(Extracts from a graphics dataset)
++++
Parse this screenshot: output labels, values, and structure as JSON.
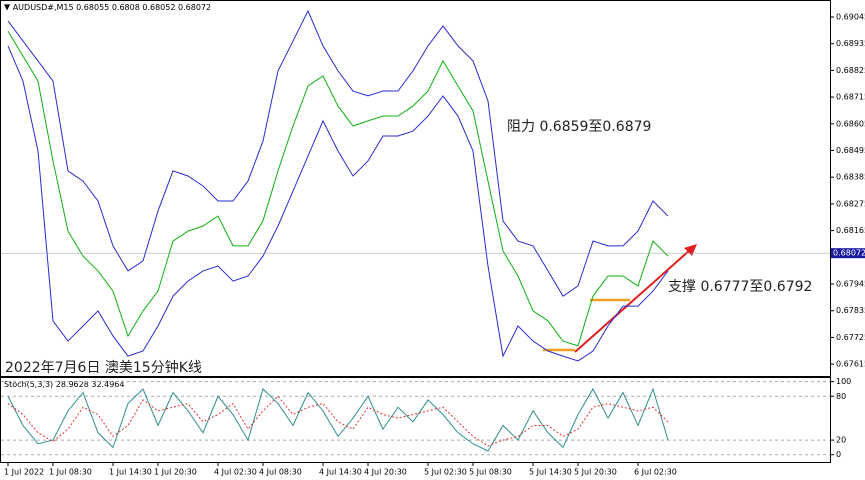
{
  "chart_data": [
    {
      "type": "line",
      "title": "AUDUSD#,M15",
      "ohlc": [
        0.68055,
        0.6808,
        0.68052,
        0.68072
      ],
      "annotations": [
        "阻力 0.6859至0.6879",
        "支撑 0.6777至0.6792",
        "2022年7月6日 澳美15分钟K线"
      ],
      "categories": [
        "1 Jul 2022",
        null,
        null,
        "1 Jul 08:30",
        null,
        null,
        null,
        "1 Jul 14:30",
        null,
        null,
        "1 Jul 20:30",
        null,
        null,
        null,
        "4 Jul 02:30",
        null,
        null,
        "4 Jul 08:30",
        null,
        null,
        null,
        "4 Jul 14:30",
        null,
        null,
        "4 Jul 20:30",
        null,
        null,
        null,
        "5 Jul 02:30",
        null,
        null,
        "5 Jul 08:30",
        null,
        null,
        null,
        "5 Jul 14:30",
        null,
        null,
        "5 Jul 20:30",
        null,
        null,
        null,
        "6 Jul 02:30",
        null,
        null
      ],
      "series": [
        {
          "color": "#10b010",
          "values": [
            0.68987,
            0.68884,
            0.68781,
            0.68452,
            0.68163,
            0.6806,
            0.67999,
            0.67916,
            0.67731,
            0.67834,
            0.67916,
            0.68122,
            0.68163,
            0.68184,
            0.68225,
            0.68102,
            0.68102,
            0.68205,
            0.68411,
            0.68596,
            0.68761,
            0.68802,
            0.68678,
            0.68596,
            0.68617,
            0.68637,
            0.68637,
            0.68678,
            0.6874,
            0.68864,
            0.68761,
            0.68658,
            0.68369,
            0.68081,
            0.67978,
            0.67834,
            0.67793,
            0.6771,
            0.6769,
            0.67895,
            0.67978,
            0.67978,
            0.67937,
            0.68122,
            0.6806
          ]
        },
        {
          "color": "#2a2ad0",
          "values": [
            0.69029,
            0.68946,
            0.68864,
            0.68781,
            0.68411,
            0.68369,
            0.68287,
            0.68102,
            0.67999,
            0.6804,
            0.68246,
            0.68411,
            0.6839,
            0.68349,
            0.68287,
            0.68287,
            0.68369,
            0.68534,
            0.68823,
            0.68946,
            0.6907,
            0.68926,
            0.68823,
            0.6874,
            0.6872,
            0.6874,
            0.6874,
            0.68823,
            0.68926,
            0.69008,
            0.68926,
            0.68864,
            0.68699,
            0.68205,
            0.68122,
            0.68102,
            0.67999,
            0.67895,
            0.67937,
            0.68122,
            0.68102,
            0.68102,
            0.68163,
            0.68287,
            0.68225
          ]
        },
        {
          "color": "#2a2ad0",
          "values": [
            0.68926,
            0.68781,
            0.68493,
            0.67793,
            0.6771,
            0.67772,
            0.67834,
            0.67731,
            0.67648,
            0.67669,
            0.67772,
            0.67895,
            0.67957,
            0.67999,
            0.68019,
            0.67957,
            0.67978,
            0.6806,
            0.68184,
            0.68328,
            0.68472,
            0.68617,
            0.68493,
            0.6839,
            0.68452,
            0.68555,
            0.68555,
            0.68575,
            0.68637,
            0.6872,
            0.68637,
            0.68493,
            0.68019,
            0.67648,
            0.67772,
            0.6771,
            0.67669,
            0.67648,
            0.67628,
            0.67669,
            0.67772,
            0.67854,
            0.67854,
            0.67916,
            0.67999
          ]
        }
      ],
      "ylim": [
        0.67566,
        0.69111
      ],
      "yticks": [
        0.69045,
        0.68935,
        0.68825,
        0.68715,
        0.68605,
        0.68495,
        0.68385,
        0.68275,
        0.68165,
        0.67945,
        0.67835,
        0.67725,
        0.67615
      ]
    },
    {
      "type": "line",
      "title": "Stoch(5,3,3)",
      "header_values": [
        28.9628,
        32.4964
      ],
      "series": [
        {
          "color": "#2f8f8f",
          "values": [
            80,
            40,
            15,
            20,
            60,
            85,
            30,
            10,
            70,
            90,
            40,
            85,
            60,
            30,
            80,
            55,
            20,
            90,
            70,
            40,
            85,
            60,
            25,
            50,
            80,
            35,
            65,
            45,
            75,
            55,
            30,
            15,
            5,
            40,
            20,
            60,
            30,
            10,
            55,
            90,
            50,
            85,
            40,
            90,
            20
          ]
        },
        {
          "color": "#e03030",
          "dashed": true,
          "values": [
            70,
            55,
            30,
            18,
            35,
            65,
            55,
            25,
            40,
            75,
            60,
            65,
            70,
            45,
            55,
            70,
            35,
            60,
            80,
            55,
            65,
            70,
            45,
            35,
            65,
            55,
            50,
            55,
            60,
            65,
            45,
            25,
            12,
            20,
            25,
            40,
            40,
            25,
            35,
            65,
            70,
            65,
            60,
            65,
            45
          ]
        }
      ],
      "ylim": [
        -10,
        105
      ],
      "yticks": [
        0,
        20,
        80,
        100
      ]
    }
  ]
}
++++
## Required work
Print out the lines exactly, skipping any picture.

## Solution to the exercise
Parse this screenshot: output labels, values, and structure as JSON.
{
  "chart_data": [
    {
      "type": "line",
      "title": "AUDUSD#,M15",
      "ohlc": [
        0.68055,
        0.6808,
        0.68052,
        0.68072
      ],
      "annotations": [
        "阻力 0.6859至0.6879",
        "支撑 0.6777至0.6792",
        "2022年7月6日 澳美15分钟K线"
      ],
      "categories": [
        "1 Jul 2022",
        null,
        null,
        "1 Jul 08:30",
        null,
        null,
        null,
        "1 Jul 14:30",
        null,
        null,
        "1 Jul 20:30",
        null,
        null,
        null,
        "4 Jul 02:30",
        null,
        null,
        "4 Jul 08:30",
        null,
        null,
        null,
        "4 Jul 14:30",
        null,
        null,
        "4 Jul 20:30",
        null,
        null,
        null,
        "5 Jul 02:30",
        null,
        null,
        "5 Jul 08:30",
        null,
        null,
        null,
        "5 Jul 14:30",
        null,
        null,
        "5 Jul 20:30",
        null,
        null,
        null,
        "6 Jul 02:30",
        null,
        null
      ],
      "series": [
        {
          "color": "#10b010",
          "values": [
            0.68987,
            0.68884,
            0.68781,
            0.68452,
            0.68163,
            0.6806,
            0.67999,
            0.67916,
            0.67731,
            0.67834,
            0.67916,
            0.68122,
            0.68163,
            0.68184,
            0.68225,
            0.68102,
            0.68102,
            0.68205,
            0.68411,
            0.68596,
            0.68761,
            0.68802,
            0.68678,
            0.68596,
            0.68617,
            0.68637,
            0.68637,
            0.68678,
            0.6874,
            0.68864,
            0.68761,
            0.68658,
            0.68369,
            0.68081,
            0.67978,
            0.67834,
            0.67793,
            0.6771,
            0.6769,
            0.67895,
            0.67978,
            0.67978,
            0.67937,
            0.68122,
            0.6806
          ]
        },
        {
          "color": "#2a2ad0",
          "values": [
            0.69029,
            0.68946,
            0.68864,
            0.68781,
            0.68411,
            0.68369,
            0.68287,
            0.68102,
            0.67999,
            0.6804,
            0.68246,
            0.68411,
            0.6839,
            0.68349,
            0.68287,
            0.68287,
            0.68369,
            0.68534,
            0.68823,
            0.68946,
            0.6907,
            0.68926,
            0.68823,
            0.6874,
            0.6872,
            0.6874,
            0.6874,
            0.68823,
            0.68926,
            0.69008,
            0.68926,
            0.68864,
            0.68699,
            0.68205,
            0.68122,
            0.68102,
            0.67999,
            0.67895,
            0.67937,
            0.68122,
            0.68102,
            0.68102,
            0.68163,
            0.68287,
            0.68225
          ]
        },
        {
          "color": "#2a2ad0",
          "values": [
            0.68926,
            0.68781,
            0.68493,
            0.67793,
            0.6771,
            0.67772,
            0.67834,
            0.67731,
            0.67648,
            0.67669,
            0.67772,
            0.67895,
            0.67957,
            0.67999,
            0.68019,
            0.67957,
            0.67978,
            0.6806,
            0.68184,
            0.68328,
            0.68472,
            0.68617,
            0.68493,
            0.6839,
            0.68452,
            0.68555,
            0.68555,
            0.68575,
            0.68637,
            0.6872,
            0.68637,
            0.68493,
            0.68019,
            0.67648,
            0.67772,
            0.6771,
            0.67669,
            0.67648,
            0.67628,
            0.67669,
            0.67772,
            0.67854,
            0.67854,
            0.67916,
            0.67999
          ]
        }
      ],
      "ylim": [
        0.67566,
        0.69111
      ],
      "yticks": [
        0.69045,
        0.68935,
        0.68825,
        0.68715,
        0.68605,
        0.68495,
        0.68385,
        0.68275,
        0.68165,
        0.67945,
        0.67835,
        0.67725,
        0.67615
      ]
    },
    {
      "type": "line",
      "title": "Stoch(5,3,3)",
      "header_values": [
        28.9628,
        32.4964
      ],
      "series": [
        {
          "color": "#2f8f8f",
          "values": [
            80,
            40,
            15,
            20,
            60,
            85,
            30,
            10,
            70,
            90,
            40,
            85,
            60,
            30,
            80,
            55,
            20,
            90,
            70,
            40,
            85,
            60,
            25,
            50,
            80,
            35,
            65,
            45,
            75,
            55,
            30,
            15,
            5,
            40,
            20,
            60,
            30,
            10,
            55,
            90,
            50,
            85,
            40,
            90,
            20
          ]
        },
        {
          "color": "#e03030",
          "dashed": true,
          "values": [
            70,
            55,
            30,
            18,
            35,
            65,
            55,
            25,
            40,
            75,
            60,
            65,
            70,
            45,
            55,
            70,
            35,
            60,
            80,
            55,
            65,
            70,
            45,
            35,
            65,
            55,
            50,
            55,
            60,
            65,
            45,
            25,
            12,
            20,
            25,
            40,
            40,
            25,
            35,
            65,
            70,
            65,
            60,
            65,
            45
          ]
        }
      ],
      "ylim": [
        -10,
        105
      ],
      "yticks": [
        0,
        20,
        80,
        100
      ]
    }
  ]
}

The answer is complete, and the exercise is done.